Given problem:
Scan the records and identify every line in which the string "classified" occurs, then return those lines.

* * *

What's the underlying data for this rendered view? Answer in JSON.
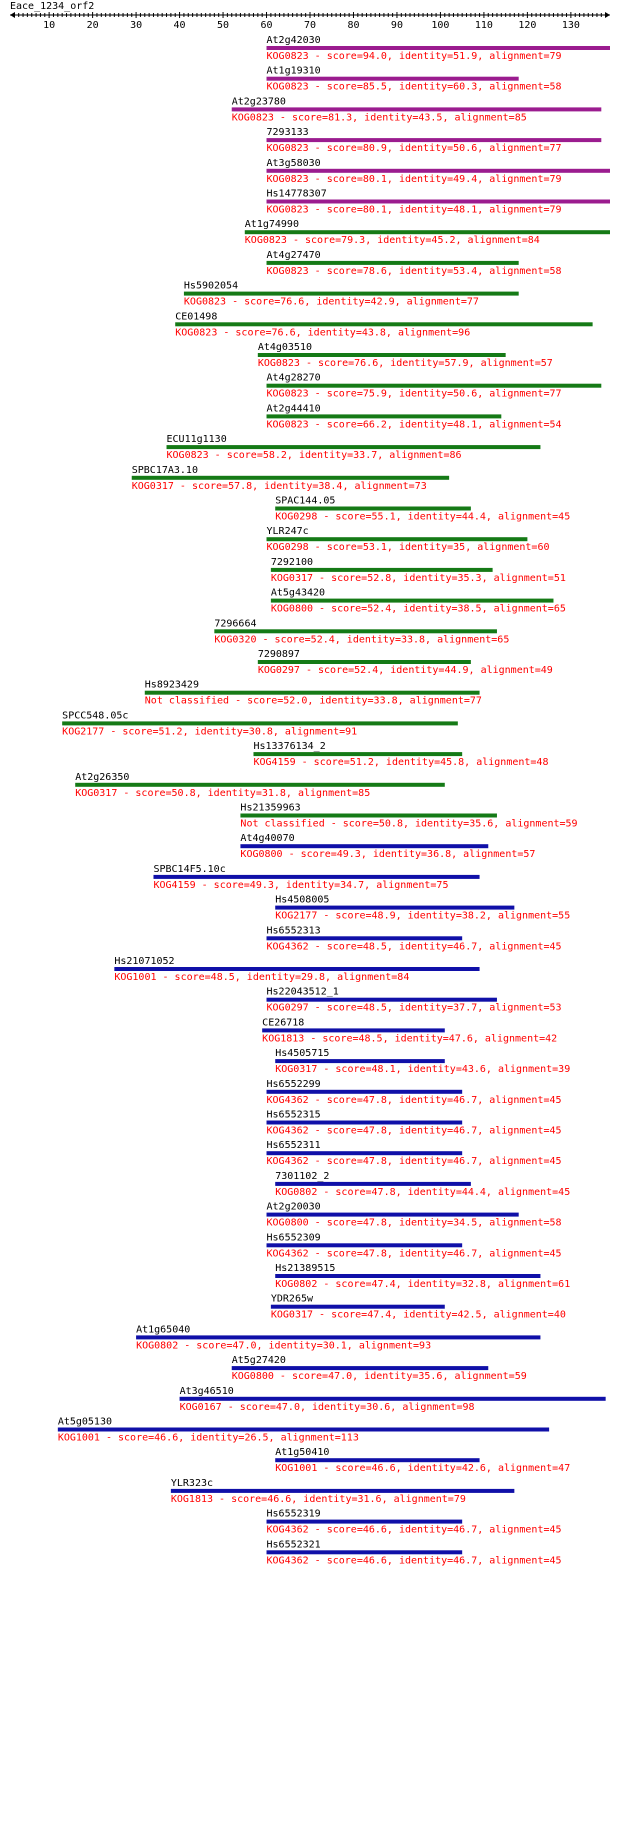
{
  "query_name": "Eace_1234_orf2",
  "axis": {
    "min": 1,
    "max": 139,
    "tick_labels": [
      10,
      20,
      30,
      40,
      50,
      60,
      70,
      80,
      90,
      100,
      110,
      120,
      130
    ]
  },
  "colors": {
    "magenta": "#9b1c8f",
    "green": "#157a16",
    "blue": "#1010a8",
    "desc": "#ff0000",
    "label": "#000000",
    "axis": "#000000"
  },
  "hits": [
    {
      "name": "At2g42030",
      "desc": "KOG0823 - score=94.0, identity=51.9, alignment=79",
      "start": 60,
      "end": 139,
      "color": "magenta"
    },
    {
      "name": "At1g19310",
      "desc": "KOG0823 - score=85.5, identity=60.3, alignment=58",
      "start": 60,
      "end": 118,
      "color": "magenta"
    },
    {
      "name": "At2g23780",
      "desc": "KOG0823 - score=81.3, identity=43.5, alignment=85",
      "start": 52,
      "end": 137,
      "color": "magenta"
    },
    {
      "name": "7293133",
      "desc": "KOG0823 - score=80.9, identity=50.6, alignment=77",
      "start": 60,
      "end": 137,
      "color": "magenta"
    },
    {
      "name": "At3g58030",
      "desc": "KOG0823 - score=80.1, identity=49.4, alignment=79",
      "start": 60,
      "end": 139,
      "color": "magenta"
    },
    {
      "name": "Hs14778307",
      "desc": "KOG0823 - score=80.1, identity=48.1, alignment=79",
      "start": 60,
      "end": 139,
      "color": "magenta"
    },
    {
      "name": "At1g74990",
      "desc": "KOG0823 - score=79.3, identity=45.2, alignment=84",
      "start": 55,
      "end": 139,
      "color": "green"
    },
    {
      "name": "At4g27470",
      "desc": "KOG0823 - score=78.6, identity=53.4, alignment=58",
      "start": 60,
      "end": 118,
      "color": "green"
    },
    {
      "name": "Hs5902054",
      "desc": "KOG0823 - score=76.6, identity=42.9, alignment=77",
      "start": 41,
      "end": 118,
      "color": "green"
    },
    {
      "name": "CE01498",
      "desc": "KOG0823 - score=76.6, identity=43.8, alignment=96",
      "start": 39,
      "end": 135,
      "color": "green"
    },
    {
      "name": "At4g03510",
      "desc": "KOG0823 - score=76.6, identity=57.9, alignment=57",
      "start": 58,
      "end": 115,
      "color": "green"
    },
    {
      "name": "At4g28270",
      "desc": "KOG0823 - score=75.9, identity=50.6, alignment=77",
      "start": 60,
      "end": 137,
      "color": "green"
    },
    {
      "name": "At2g44410",
      "desc": "KOG0823 - score=66.2, identity=48.1, alignment=54",
      "start": 60,
      "end": 114,
      "color": "green"
    },
    {
      "name": "ECU11g1130",
      "desc": "KOG0823 - score=58.2, identity=33.7, alignment=86",
      "start": 37,
      "end": 123,
      "color": "green"
    },
    {
      "name": "SPBC17A3.10",
      "desc": "KOG0317 - score=57.8, identity=38.4, alignment=73",
      "start": 29,
      "end": 102,
      "color": "green"
    },
    {
      "name": "SPAC144.05",
      "desc": "KOG0298 - score=55.1, identity=44.4, alignment=45",
      "start": 62,
      "end": 107,
      "color": "green"
    },
    {
      "name": "YLR247c",
      "desc": "KOG0298 - score=53.1, identity=35, alignment=60",
      "start": 60,
      "end": 120,
      "color": "green"
    },
    {
      "name": "7292100",
      "desc": "KOG0317 - score=52.8, identity=35.3, alignment=51",
      "start": 61,
      "end": 112,
      "color": "green"
    },
    {
      "name": "At5g43420",
      "desc": "KOG0800 - score=52.4, identity=38.5, alignment=65",
      "start": 61,
      "end": 126,
      "color": "green"
    },
    {
      "name": "7296664",
      "desc": "KOG0320 - score=52.4, identity=33.8, alignment=65",
      "start": 48,
      "end": 113,
      "color": "green"
    },
    {
      "name": "7290897",
      "desc": "KOG0297 - score=52.4, identity=44.9, alignment=49",
      "start": 58,
      "end": 107,
      "color": "green"
    },
    {
      "name": "Hs8923429",
      "desc": "Not classified - score=52.0, identity=33.8, alignment=77",
      "start": 32,
      "end": 109,
      "color": "green"
    },
    {
      "name": "SPCC548.05c",
      "desc": "KOG2177 - score=51.2, identity=30.8, alignment=91",
      "start": 13,
      "end": 104,
      "color": "green"
    },
    {
      "name": "Hs13376134_2",
      "desc": "KOG4159 - score=51.2, identity=45.8, alignment=48",
      "start": 57,
      "end": 105,
      "color": "green"
    },
    {
      "name": "At2g26350",
      "desc": "KOG0317 - score=50.8, identity=31.8, alignment=85",
      "start": 16,
      "end": 101,
      "color": "green"
    },
    {
      "name": "Hs21359963",
      "desc": "Not classified - score=50.8, identity=35.6, alignment=59",
      "start": 54,
      "end": 113,
      "color": "green"
    },
    {
      "name": "At4g40070",
      "desc": "KOG0800 - score=49.3, identity=36.8, alignment=57",
      "start": 54,
      "end": 111,
      "color": "blue"
    },
    {
      "name": "SPBC14F5.10c",
      "desc": "KOG4159 - score=49.3, identity=34.7, alignment=75",
      "start": 34,
      "end": 109,
      "color": "blue"
    },
    {
      "name": "Hs4508005",
      "desc": "KOG2177 - score=48.9, identity=38.2, alignment=55",
      "start": 62,
      "end": 117,
      "color": "blue"
    },
    {
      "name": "Hs6552313",
      "desc": "KOG4362 - score=48.5, identity=46.7, alignment=45",
      "start": 60,
      "end": 105,
      "color": "blue"
    },
    {
      "name": "Hs21071052",
      "desc": "KOG1001 - score=48.5, identity=29.8, alignment=84",
      "start": 25,
      "end": 109,
      "color": "blue"
    },
    {
      "name": "Hs22043512_1",
      "desc": "KOG0297 - score=48.5, identity=37.7, alignment=53",
      "start": 60,
      "end": 113,
      "color": "blue"
    },
    {
      "name": "CE26718",
      "desc": "KOG1813 - score=48.5, identity=47.6, alignment=42",
      "start": 59,
      "end": 101,
      "color": "blue"
    },
    {
      "name": "Hs4505715",
      "desc": "KOG0317 - score=48.1, identity=43.6, alignment=39",
      "start": 62,
      "end": 101,
      "color": "blue"
    },
    {
      "name": "Hs6552299",
      "desc": "KOG4362 - score=47.8, identity=46.7, alignment=45",
      "start": 60,
      "end": 105,
      "color": "blue"
    },
    {
      "name": "Hs6552315",
      "desc": "KOG4362 - score=47.8, identity=46.7, alignment=45",
      "start": 60,
      "end": 105,
      "color": "blue"
    },
    {
      "name": "Hs6552311",
      "desc": "KOG4362 - score=47.8, identity=46.7, alignment=45",
      "start": 60,
      "end": 105,
      "color": "blue"
    },
    {
      "name": "7301102_2",
      "desc": "KOG0802 - score=47.8, identity=44.4, alignment=45",
      "start": 62,
      "end": 107,
      "color": "blue"
    },
    {
      "name": "At2g20030",
      "desc": "KOG0800 - score=47.8, identity=34.5, alignment=58",
      "start": 60,
      "end": 118,
      "color": "blue"
    },
    {
      "name": "Hs6552309",
      "desc": "KOG4362 - score=47.8, identity=46.7, alignment=45",
      "start": 60,
      "end": 105,
      "color": "blue"
    },
    {
      "name": "Hs21389515",
      "desc": "KOG0802 - score=47.4, identity=32.8, alignment=61",
      "start": 62,
      "end": 123,
      "color": "blue"
    },
    {
      "name": "YDR265w",
      "desc": "KOG0317 - score=47.4, identity=42.5, alignment=40",
      "start": 61,
      "end": 101,
      "color": "blue"
    },
    {
      "name": "At1g65040",
      "desc": "KOG0802 - score=47.0, identity=30.1, alignment=93",
      "start": 30,
      "end": 123,
      "color": "blue"
    },
    {
      "name": "At5g27420",
      "desc": "KOG0800 - score=47.0, identity=35.6, alignment=59",
      "start": 52,
      "end": 111,
      "color": "blue"
    },
    {
      "name": "At3g46510",
      "desc": "KOG0167 - score=47.0, identity=30.6, alignment=98",
      "start": 40,
      "end": 138,
      "color": "blue"
    },
    {
      "name": "At5g05130",
      "desc": "KOG1001 - score=46.6, identity=26.5, alignment=113",
      "start": 12,
      "end": 125,
      "color": "blue"
    },
    {
      "name": "At1g50410",
      "desc": "KOG1001 - score=46.6, identity=42.6, alignment=47",
      "start": 62,
      "end": 109,
      "color": "blue"
    },
    {
      "name": "YLR323c",
      "desc": "KOG1813 - score=46.6, identity=31.6, alignment=79",
      "start": 38,
      "end": 117,
      "color": "blue"
    },
    {
      "name": "Hs6552319",
      "desc": "KOG4362 - score=46.6, identity=46.7, alignment=45",
      "start": 60,
      "end": 105,
      "color": "blue"
    },
    {
      "name": "Hs6552321",
      "desc": "KOG4362 - score=46.6, identity=46.7, alignment=45",
      "start": 60,
      "end": 105,
      "color": "blue"
    }
  ]
}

* * *

Response to this task:
      "desc": "Not classified - score=52.0, identity=33.8, alignment=77",
      "desc": "Not classified - score=50.8, identity=35.6, alignment=59",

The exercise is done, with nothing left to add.